RECORDS SHOWN:
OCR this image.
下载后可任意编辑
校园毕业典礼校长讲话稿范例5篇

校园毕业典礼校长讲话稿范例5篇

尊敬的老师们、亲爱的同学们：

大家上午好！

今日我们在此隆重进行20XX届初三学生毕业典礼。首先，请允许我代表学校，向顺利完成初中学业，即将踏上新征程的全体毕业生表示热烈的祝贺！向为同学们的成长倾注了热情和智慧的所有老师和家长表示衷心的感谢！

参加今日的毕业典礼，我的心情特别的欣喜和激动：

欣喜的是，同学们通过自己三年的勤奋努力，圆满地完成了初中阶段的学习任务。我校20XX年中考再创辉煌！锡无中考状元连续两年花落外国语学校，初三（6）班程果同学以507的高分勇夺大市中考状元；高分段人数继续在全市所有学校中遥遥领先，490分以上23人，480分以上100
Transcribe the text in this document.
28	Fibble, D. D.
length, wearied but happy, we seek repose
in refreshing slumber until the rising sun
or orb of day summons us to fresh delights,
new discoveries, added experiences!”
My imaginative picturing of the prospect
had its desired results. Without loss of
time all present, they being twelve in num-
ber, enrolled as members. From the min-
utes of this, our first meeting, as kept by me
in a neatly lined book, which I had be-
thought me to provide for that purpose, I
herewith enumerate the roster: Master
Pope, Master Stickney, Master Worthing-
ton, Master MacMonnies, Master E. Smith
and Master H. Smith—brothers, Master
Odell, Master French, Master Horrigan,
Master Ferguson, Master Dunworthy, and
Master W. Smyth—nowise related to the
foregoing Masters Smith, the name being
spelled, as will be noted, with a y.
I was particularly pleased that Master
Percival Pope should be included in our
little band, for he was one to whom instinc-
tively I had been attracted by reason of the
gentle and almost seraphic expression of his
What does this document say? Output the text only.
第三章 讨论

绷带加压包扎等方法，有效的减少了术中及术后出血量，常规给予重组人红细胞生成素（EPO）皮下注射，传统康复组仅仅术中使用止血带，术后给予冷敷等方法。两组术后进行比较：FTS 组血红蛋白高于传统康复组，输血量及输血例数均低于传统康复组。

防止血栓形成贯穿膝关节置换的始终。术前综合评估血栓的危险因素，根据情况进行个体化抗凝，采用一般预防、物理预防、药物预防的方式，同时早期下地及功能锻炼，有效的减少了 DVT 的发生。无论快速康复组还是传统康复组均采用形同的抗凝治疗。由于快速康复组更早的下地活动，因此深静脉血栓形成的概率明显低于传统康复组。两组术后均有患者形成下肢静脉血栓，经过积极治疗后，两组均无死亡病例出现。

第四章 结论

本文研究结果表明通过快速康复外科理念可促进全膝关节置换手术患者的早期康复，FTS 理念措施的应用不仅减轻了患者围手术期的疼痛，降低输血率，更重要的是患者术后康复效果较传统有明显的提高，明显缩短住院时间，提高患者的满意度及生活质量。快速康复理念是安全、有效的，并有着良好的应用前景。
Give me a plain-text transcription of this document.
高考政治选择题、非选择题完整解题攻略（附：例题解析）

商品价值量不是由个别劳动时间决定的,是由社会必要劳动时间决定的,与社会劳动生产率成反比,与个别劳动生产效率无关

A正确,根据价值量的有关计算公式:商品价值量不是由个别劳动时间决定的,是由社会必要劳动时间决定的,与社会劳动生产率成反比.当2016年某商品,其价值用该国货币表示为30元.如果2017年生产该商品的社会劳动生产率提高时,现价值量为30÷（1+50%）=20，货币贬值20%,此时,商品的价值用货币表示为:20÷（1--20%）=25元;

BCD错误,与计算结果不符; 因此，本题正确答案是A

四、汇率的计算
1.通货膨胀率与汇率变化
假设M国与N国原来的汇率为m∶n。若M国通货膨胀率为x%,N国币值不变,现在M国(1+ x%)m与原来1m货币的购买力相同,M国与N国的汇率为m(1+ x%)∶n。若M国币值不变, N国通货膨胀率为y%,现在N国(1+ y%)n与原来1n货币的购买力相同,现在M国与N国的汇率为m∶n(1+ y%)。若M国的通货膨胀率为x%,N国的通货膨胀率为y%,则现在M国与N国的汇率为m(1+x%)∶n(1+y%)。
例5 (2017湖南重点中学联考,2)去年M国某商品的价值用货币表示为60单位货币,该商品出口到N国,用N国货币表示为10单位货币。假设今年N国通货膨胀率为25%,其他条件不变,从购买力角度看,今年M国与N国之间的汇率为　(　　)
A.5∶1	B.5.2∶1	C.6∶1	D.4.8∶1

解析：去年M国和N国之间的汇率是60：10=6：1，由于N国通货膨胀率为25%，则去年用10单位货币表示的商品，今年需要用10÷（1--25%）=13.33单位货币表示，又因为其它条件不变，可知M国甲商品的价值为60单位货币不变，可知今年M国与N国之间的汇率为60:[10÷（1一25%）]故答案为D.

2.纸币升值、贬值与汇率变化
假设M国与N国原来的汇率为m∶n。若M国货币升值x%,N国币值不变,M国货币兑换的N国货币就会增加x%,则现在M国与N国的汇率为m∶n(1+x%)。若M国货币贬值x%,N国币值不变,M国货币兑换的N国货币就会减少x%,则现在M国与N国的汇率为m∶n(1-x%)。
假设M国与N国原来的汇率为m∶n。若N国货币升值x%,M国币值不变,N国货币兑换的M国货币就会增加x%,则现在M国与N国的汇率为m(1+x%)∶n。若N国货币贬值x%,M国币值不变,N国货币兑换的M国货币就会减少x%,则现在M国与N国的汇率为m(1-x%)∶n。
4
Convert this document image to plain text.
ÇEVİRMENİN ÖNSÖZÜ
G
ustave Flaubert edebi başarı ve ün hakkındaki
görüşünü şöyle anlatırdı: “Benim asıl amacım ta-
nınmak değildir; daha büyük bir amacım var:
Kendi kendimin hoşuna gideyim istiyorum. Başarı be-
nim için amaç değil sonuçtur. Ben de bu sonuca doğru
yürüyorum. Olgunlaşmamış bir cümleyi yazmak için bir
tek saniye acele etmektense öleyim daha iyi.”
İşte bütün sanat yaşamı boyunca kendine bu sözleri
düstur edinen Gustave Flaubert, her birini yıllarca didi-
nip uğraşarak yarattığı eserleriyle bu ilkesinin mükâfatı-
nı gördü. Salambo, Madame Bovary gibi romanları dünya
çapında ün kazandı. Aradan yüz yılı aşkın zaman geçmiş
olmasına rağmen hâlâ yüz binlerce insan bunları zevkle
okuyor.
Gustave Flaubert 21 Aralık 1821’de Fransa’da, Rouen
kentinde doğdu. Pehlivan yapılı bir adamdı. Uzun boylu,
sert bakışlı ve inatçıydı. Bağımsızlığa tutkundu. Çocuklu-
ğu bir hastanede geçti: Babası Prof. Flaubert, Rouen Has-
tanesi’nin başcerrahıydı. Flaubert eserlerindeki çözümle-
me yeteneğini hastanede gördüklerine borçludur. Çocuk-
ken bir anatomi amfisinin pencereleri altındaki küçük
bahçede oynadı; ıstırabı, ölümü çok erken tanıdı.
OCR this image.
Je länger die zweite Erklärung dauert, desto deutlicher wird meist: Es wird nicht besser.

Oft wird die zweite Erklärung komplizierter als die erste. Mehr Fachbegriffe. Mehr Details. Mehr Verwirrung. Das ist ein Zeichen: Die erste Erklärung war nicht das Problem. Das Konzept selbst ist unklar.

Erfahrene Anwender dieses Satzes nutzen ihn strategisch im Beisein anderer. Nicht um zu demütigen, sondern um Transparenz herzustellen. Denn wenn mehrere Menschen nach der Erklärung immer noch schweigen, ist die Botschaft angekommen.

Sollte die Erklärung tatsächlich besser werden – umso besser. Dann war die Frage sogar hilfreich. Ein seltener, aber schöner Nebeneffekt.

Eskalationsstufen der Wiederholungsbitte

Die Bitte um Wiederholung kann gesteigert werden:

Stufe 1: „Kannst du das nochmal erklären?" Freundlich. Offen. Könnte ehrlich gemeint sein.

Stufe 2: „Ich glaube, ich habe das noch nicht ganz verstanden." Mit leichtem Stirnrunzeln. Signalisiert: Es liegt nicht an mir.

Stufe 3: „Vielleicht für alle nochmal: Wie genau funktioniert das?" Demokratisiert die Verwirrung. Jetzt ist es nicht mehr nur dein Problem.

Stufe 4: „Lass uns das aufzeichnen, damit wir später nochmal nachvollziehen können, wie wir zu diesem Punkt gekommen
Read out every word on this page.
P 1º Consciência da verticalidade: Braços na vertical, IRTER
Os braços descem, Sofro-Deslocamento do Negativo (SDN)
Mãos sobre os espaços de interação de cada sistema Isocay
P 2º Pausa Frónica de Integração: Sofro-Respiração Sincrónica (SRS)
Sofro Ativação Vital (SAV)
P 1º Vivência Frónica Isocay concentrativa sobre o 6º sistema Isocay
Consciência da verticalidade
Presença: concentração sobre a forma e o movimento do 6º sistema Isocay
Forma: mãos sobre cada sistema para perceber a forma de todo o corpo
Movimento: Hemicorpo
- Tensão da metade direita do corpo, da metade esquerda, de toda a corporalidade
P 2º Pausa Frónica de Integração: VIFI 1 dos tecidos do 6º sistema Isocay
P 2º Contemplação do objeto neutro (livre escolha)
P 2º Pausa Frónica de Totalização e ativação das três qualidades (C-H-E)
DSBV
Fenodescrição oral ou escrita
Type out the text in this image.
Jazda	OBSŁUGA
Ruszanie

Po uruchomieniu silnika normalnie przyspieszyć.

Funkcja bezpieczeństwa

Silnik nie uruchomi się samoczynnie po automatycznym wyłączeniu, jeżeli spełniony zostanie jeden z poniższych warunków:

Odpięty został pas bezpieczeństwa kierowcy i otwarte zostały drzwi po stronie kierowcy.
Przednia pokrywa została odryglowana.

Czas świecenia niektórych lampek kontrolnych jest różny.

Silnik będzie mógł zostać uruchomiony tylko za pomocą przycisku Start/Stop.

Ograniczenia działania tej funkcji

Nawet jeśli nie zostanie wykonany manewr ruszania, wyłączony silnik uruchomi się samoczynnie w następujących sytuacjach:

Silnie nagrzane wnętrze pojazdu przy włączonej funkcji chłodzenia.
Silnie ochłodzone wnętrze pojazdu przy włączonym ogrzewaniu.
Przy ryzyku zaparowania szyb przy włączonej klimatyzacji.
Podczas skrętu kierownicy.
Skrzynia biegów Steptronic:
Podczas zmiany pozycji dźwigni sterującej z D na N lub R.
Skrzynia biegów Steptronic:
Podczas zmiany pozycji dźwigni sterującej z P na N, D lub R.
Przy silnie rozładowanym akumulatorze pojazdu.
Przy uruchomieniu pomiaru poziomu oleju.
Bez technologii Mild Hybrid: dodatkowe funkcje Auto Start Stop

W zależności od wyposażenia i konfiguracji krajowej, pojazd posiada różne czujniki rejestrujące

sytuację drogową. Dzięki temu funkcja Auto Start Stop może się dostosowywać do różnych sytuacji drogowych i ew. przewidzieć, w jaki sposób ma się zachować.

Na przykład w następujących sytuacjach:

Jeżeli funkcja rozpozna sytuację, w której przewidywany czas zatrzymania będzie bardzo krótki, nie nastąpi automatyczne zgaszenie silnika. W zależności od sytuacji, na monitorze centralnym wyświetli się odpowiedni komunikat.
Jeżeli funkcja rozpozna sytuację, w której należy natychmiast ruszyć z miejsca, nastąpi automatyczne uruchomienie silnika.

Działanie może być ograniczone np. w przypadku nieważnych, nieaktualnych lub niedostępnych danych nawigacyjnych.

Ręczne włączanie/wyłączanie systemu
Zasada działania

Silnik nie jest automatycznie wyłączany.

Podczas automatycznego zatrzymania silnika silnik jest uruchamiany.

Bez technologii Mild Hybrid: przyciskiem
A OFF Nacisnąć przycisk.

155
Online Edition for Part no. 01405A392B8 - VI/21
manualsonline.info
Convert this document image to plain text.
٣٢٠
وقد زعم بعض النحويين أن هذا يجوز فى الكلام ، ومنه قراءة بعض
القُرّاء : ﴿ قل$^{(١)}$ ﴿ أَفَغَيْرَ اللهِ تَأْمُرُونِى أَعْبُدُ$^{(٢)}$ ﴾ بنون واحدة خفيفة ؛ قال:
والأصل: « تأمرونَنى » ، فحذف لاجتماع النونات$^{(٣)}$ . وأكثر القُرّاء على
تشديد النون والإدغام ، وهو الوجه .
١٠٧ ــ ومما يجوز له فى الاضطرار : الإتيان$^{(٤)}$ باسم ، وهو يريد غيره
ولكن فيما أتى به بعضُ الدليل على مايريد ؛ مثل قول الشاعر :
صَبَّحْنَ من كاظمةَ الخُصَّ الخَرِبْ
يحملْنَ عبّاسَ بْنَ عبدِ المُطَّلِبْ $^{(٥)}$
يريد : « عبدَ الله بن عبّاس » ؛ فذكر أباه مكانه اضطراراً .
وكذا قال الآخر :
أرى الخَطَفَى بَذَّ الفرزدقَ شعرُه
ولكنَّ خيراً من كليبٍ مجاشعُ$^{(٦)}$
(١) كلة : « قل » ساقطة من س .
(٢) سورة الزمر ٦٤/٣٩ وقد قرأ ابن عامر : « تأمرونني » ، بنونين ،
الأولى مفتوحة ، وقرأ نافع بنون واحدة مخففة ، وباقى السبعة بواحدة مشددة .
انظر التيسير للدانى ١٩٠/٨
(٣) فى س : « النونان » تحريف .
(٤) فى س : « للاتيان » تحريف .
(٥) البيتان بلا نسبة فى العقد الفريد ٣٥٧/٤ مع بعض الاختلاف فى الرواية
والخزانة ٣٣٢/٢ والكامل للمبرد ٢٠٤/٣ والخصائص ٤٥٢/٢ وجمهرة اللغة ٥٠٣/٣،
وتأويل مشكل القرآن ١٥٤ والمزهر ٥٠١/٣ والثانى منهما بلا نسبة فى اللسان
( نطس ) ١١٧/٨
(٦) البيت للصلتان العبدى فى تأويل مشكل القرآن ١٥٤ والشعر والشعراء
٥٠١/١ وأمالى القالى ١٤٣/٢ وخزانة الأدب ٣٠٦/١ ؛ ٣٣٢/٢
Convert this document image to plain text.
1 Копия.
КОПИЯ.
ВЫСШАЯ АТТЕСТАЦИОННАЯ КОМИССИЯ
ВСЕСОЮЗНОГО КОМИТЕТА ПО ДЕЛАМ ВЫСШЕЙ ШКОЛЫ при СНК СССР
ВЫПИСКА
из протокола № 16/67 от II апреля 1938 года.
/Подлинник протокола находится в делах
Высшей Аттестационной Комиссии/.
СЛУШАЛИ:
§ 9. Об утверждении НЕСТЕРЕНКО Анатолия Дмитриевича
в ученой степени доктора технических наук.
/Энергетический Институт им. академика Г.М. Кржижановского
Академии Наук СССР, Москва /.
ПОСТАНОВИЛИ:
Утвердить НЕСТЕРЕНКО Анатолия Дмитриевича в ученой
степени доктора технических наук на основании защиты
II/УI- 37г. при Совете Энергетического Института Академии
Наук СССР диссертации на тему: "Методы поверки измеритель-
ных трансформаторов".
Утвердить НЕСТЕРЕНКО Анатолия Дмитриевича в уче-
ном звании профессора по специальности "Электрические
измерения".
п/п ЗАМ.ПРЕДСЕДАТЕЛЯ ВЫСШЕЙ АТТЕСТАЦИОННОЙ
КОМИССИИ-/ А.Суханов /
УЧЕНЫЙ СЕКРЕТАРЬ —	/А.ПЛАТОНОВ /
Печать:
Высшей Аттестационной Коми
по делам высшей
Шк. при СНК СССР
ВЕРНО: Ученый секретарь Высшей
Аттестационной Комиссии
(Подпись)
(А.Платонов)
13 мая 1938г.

EXERCISE INSTRUCTIONS: Above are the records; copy every line in them that holds the word "Утвердить".

EXERCISE RESPONSE:
Утвердить НЕСТЕРЕНКО Анатолия Дмитриевича в ученой
Утвердить НЕСТЕРЕНКО Анатолия Дмитриевича в уче-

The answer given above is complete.